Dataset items
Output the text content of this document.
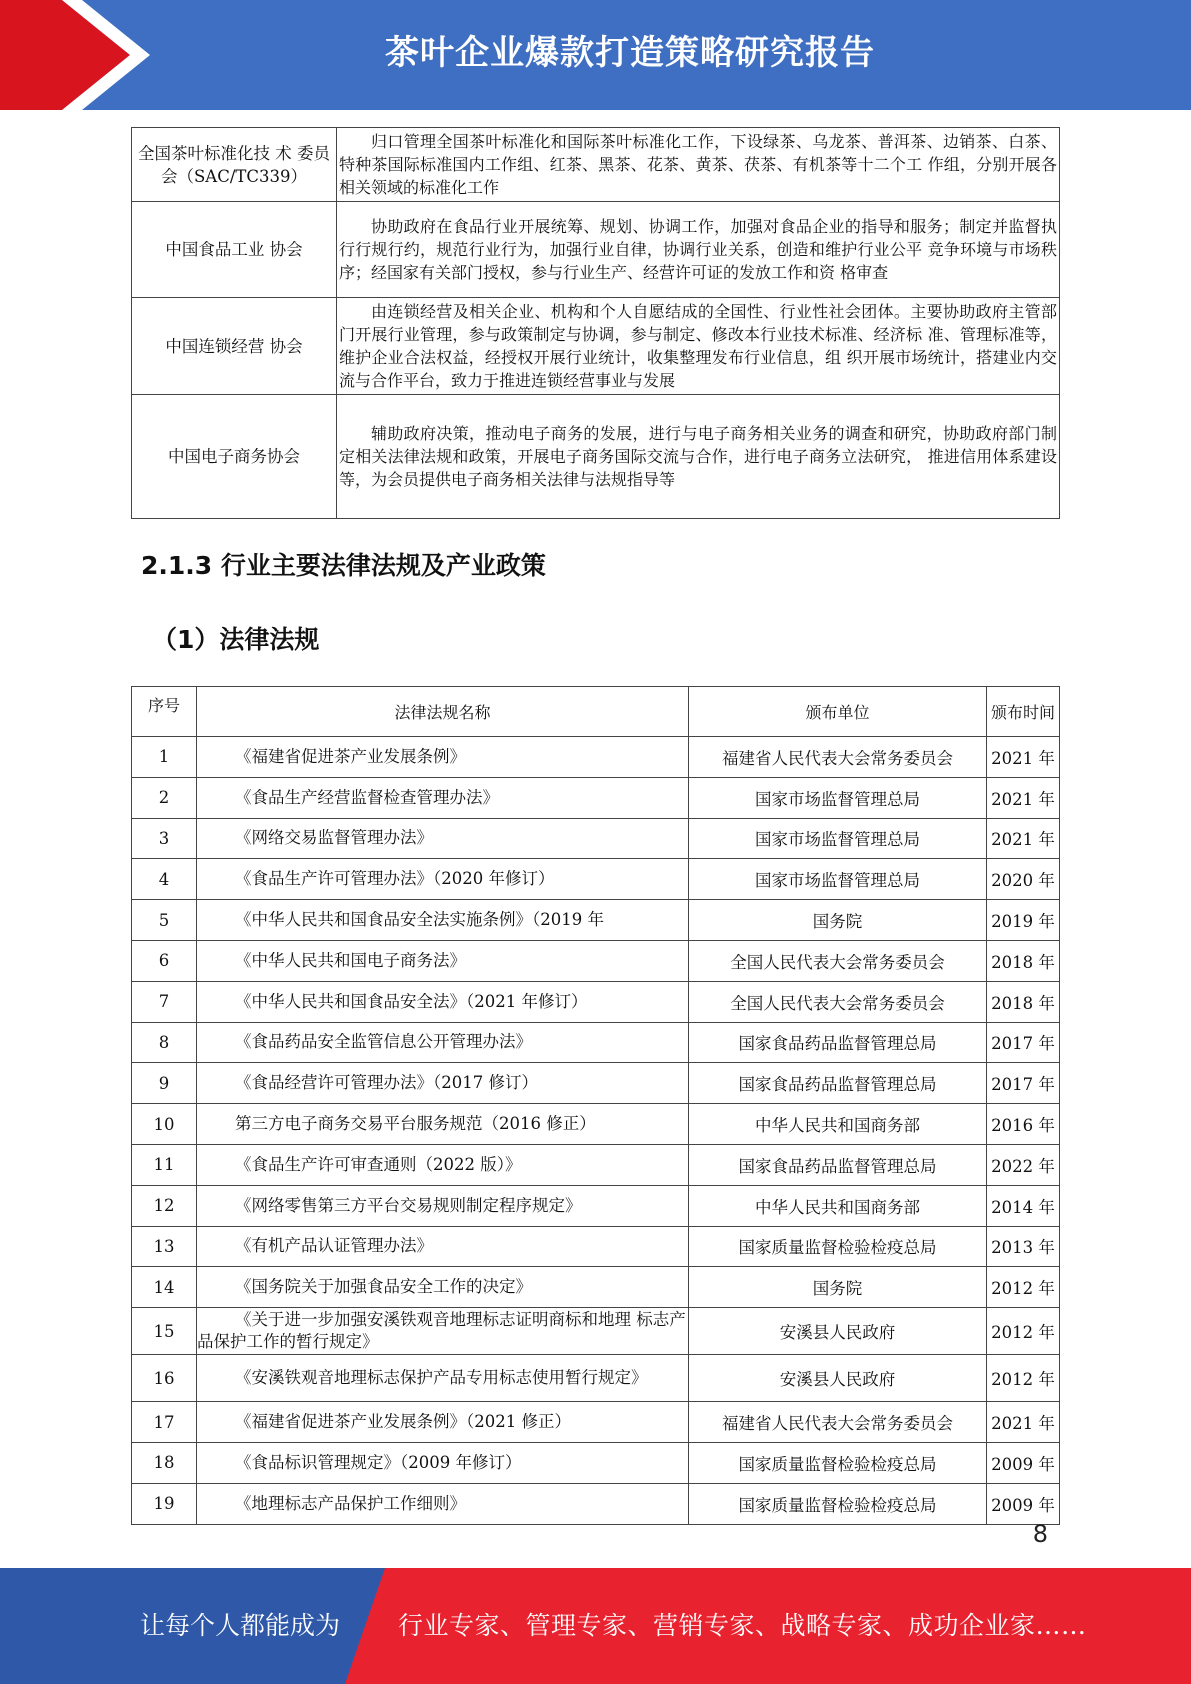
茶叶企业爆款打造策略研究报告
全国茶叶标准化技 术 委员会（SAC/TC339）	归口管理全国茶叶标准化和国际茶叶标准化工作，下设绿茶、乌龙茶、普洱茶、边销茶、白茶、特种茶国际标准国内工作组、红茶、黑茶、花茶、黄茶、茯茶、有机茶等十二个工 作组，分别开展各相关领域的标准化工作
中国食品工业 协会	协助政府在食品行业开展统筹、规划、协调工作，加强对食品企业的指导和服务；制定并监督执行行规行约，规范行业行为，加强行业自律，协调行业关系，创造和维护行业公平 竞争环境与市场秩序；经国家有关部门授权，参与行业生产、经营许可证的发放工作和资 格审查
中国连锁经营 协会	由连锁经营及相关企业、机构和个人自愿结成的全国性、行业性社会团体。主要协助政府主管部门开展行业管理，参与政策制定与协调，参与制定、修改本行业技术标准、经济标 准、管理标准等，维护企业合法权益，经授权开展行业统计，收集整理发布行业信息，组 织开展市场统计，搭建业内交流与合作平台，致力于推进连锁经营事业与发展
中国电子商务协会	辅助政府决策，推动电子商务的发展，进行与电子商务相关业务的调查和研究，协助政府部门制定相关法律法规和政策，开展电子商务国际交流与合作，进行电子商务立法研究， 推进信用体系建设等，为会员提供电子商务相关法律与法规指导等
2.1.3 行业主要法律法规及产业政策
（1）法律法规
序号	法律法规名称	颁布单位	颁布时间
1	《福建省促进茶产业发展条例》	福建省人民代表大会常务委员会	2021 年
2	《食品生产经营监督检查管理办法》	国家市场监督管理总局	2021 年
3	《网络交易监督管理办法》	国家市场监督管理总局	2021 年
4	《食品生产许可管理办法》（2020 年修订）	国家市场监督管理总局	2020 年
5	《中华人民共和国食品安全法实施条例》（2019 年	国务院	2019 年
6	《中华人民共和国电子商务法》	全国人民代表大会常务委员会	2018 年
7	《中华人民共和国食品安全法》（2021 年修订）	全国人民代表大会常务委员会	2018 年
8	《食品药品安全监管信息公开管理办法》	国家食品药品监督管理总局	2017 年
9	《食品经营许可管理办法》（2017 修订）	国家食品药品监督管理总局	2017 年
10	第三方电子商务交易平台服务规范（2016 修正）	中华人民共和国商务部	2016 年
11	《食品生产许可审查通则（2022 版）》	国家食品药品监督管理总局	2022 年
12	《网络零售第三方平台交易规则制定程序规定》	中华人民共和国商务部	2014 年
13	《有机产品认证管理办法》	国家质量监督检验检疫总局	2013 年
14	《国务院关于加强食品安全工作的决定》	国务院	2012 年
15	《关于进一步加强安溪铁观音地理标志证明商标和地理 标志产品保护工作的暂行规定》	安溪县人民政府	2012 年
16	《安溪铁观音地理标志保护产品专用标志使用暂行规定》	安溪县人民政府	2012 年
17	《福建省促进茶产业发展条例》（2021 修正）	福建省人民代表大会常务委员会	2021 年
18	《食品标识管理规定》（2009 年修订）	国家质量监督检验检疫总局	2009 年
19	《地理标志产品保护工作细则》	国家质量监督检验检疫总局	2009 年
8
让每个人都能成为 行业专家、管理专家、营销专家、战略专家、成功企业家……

# What needs to be done
Pick out all lines from the data above in which the word "国家食品药品监督管理总局" appears.

# Response below
8	《食品药品安全监管信息公开管理办法》	国家食品药品监督管理总局	2017 年
9	《食品经营许可管理办法》（2017 修订）	国家食品药品监督管理总局	2017 年
11	《食品生产许可审查通则（2022 版）》	国家食品药品监督管理总局	2022 年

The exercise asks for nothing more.